▶ **EXERCISE DESCRIPTION**
Look over the entries that follow and work out how many lines contain "lady". State the number only.

▶ **DATA IN THIS EXERCISE**
+++

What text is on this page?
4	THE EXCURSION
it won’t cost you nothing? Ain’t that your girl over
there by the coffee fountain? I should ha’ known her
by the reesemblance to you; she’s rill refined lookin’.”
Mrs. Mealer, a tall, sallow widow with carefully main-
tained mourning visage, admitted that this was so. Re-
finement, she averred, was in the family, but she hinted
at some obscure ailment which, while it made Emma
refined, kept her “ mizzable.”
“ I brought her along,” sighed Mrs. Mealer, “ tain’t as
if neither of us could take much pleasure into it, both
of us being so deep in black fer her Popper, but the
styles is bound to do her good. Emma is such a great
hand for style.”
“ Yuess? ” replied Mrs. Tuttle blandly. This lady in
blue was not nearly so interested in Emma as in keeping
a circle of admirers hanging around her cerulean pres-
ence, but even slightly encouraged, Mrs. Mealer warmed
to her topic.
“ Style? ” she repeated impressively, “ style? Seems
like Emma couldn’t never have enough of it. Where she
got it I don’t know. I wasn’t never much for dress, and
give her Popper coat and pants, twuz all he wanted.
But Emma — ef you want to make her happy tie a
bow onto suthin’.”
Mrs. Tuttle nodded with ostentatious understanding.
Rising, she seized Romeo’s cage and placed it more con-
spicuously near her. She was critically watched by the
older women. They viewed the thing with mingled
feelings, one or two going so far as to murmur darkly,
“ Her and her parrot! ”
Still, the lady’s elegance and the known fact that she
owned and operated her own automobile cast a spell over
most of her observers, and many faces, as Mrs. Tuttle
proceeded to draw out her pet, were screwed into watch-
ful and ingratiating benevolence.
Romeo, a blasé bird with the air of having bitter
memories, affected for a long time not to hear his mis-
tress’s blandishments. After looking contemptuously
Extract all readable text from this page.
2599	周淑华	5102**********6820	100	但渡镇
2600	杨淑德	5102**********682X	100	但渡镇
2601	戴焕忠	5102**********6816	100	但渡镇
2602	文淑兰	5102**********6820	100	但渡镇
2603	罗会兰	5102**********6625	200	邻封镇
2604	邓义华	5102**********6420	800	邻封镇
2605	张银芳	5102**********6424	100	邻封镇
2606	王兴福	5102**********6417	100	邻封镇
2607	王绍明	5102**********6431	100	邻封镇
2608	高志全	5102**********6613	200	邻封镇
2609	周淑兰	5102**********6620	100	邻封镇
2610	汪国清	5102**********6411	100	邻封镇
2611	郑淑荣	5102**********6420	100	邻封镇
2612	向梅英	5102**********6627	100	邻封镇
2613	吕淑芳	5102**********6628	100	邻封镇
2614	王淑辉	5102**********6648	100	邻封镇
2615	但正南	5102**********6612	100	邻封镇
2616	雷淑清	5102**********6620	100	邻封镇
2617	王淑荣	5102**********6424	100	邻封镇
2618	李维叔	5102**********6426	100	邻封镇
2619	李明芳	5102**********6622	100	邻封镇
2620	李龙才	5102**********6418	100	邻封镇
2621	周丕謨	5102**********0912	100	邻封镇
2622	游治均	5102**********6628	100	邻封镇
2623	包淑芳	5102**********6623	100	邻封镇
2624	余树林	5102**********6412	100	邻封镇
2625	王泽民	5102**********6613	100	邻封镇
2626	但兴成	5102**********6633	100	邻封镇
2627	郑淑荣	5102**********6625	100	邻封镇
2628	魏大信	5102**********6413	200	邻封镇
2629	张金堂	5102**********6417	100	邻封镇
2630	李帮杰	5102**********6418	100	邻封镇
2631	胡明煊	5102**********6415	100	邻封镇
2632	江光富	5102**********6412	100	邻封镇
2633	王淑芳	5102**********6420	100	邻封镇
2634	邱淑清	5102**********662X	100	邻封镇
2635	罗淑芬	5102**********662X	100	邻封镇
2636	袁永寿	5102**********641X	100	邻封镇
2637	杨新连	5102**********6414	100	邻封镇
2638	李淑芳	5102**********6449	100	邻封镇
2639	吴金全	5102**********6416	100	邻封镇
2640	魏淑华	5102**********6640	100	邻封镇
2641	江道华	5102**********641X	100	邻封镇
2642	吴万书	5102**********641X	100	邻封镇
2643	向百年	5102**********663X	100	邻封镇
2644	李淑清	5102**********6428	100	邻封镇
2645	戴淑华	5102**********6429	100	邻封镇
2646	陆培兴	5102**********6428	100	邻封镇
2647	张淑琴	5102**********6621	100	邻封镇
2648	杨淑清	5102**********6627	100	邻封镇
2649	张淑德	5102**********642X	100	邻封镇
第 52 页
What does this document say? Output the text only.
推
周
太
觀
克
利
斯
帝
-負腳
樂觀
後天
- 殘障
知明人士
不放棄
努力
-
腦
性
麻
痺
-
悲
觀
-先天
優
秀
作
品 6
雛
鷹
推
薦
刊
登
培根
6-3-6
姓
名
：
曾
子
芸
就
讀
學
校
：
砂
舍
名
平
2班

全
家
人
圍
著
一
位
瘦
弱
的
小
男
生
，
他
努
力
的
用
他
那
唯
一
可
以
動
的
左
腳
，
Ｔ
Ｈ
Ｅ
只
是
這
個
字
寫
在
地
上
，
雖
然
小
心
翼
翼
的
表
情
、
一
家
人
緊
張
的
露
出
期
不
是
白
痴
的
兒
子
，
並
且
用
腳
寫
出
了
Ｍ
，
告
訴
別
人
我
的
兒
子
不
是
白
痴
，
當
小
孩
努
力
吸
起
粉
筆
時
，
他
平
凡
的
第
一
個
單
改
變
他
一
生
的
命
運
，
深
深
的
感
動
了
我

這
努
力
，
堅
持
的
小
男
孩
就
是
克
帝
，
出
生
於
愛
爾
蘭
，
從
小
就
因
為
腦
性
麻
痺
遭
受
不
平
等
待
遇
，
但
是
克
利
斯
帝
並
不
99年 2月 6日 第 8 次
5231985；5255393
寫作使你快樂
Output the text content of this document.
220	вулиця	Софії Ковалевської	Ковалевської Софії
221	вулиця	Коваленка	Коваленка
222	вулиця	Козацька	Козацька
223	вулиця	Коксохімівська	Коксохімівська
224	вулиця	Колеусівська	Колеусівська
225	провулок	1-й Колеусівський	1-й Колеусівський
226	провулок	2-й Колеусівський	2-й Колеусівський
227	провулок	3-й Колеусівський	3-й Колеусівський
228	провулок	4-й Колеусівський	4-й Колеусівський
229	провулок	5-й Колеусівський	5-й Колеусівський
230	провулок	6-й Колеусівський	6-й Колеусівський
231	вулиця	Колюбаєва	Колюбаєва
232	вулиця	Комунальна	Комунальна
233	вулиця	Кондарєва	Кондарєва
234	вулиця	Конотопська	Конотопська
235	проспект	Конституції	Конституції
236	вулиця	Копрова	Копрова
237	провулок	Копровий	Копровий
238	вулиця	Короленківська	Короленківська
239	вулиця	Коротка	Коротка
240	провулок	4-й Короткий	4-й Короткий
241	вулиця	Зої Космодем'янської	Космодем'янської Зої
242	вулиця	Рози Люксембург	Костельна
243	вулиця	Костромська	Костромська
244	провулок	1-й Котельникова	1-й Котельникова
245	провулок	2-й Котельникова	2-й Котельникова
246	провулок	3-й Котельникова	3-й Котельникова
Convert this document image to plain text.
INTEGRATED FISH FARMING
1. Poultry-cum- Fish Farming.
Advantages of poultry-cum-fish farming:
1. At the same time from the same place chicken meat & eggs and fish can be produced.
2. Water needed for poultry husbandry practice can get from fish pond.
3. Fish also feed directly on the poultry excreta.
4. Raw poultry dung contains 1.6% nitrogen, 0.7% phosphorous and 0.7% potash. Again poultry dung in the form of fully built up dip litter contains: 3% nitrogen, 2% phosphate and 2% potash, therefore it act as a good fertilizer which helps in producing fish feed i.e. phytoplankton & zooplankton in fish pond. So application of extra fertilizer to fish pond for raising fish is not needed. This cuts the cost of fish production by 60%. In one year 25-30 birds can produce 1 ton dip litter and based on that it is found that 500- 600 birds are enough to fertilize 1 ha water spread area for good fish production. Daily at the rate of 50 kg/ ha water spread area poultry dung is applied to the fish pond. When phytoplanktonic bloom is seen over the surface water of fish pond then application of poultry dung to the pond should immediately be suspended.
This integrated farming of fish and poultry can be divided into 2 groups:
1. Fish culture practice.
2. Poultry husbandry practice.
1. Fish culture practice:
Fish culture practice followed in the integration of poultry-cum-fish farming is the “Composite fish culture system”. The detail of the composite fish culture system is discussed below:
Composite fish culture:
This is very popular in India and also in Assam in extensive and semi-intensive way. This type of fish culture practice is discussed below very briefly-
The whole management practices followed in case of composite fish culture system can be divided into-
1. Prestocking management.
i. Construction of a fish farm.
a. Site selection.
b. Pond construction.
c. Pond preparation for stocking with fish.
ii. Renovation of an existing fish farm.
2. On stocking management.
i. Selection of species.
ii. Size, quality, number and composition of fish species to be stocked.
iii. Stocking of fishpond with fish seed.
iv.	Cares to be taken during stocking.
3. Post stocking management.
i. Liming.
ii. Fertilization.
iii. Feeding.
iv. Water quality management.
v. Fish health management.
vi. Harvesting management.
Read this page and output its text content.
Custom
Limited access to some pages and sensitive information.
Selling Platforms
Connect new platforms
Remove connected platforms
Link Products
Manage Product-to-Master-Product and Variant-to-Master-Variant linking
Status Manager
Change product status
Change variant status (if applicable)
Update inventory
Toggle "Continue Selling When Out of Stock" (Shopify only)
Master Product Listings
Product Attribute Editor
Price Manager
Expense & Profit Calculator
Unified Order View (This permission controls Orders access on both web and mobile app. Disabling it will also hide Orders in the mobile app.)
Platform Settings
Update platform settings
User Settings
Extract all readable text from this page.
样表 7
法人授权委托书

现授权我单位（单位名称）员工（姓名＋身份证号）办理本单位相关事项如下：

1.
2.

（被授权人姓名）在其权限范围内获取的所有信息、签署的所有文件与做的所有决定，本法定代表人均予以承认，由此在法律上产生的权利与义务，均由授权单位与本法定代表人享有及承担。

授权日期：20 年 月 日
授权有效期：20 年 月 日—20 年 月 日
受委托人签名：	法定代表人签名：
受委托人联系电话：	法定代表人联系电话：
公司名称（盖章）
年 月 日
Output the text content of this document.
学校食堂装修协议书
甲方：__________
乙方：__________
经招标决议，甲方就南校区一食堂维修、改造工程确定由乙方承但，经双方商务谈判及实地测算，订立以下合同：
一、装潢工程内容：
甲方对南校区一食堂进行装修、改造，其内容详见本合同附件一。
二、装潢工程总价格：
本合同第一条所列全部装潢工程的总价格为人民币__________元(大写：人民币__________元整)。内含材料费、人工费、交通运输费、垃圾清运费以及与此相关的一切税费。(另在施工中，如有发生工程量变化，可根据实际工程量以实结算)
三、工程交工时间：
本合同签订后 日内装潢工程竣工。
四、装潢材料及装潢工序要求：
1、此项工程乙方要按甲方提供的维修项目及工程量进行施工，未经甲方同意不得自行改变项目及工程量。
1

+++

▶ **RESULT**
2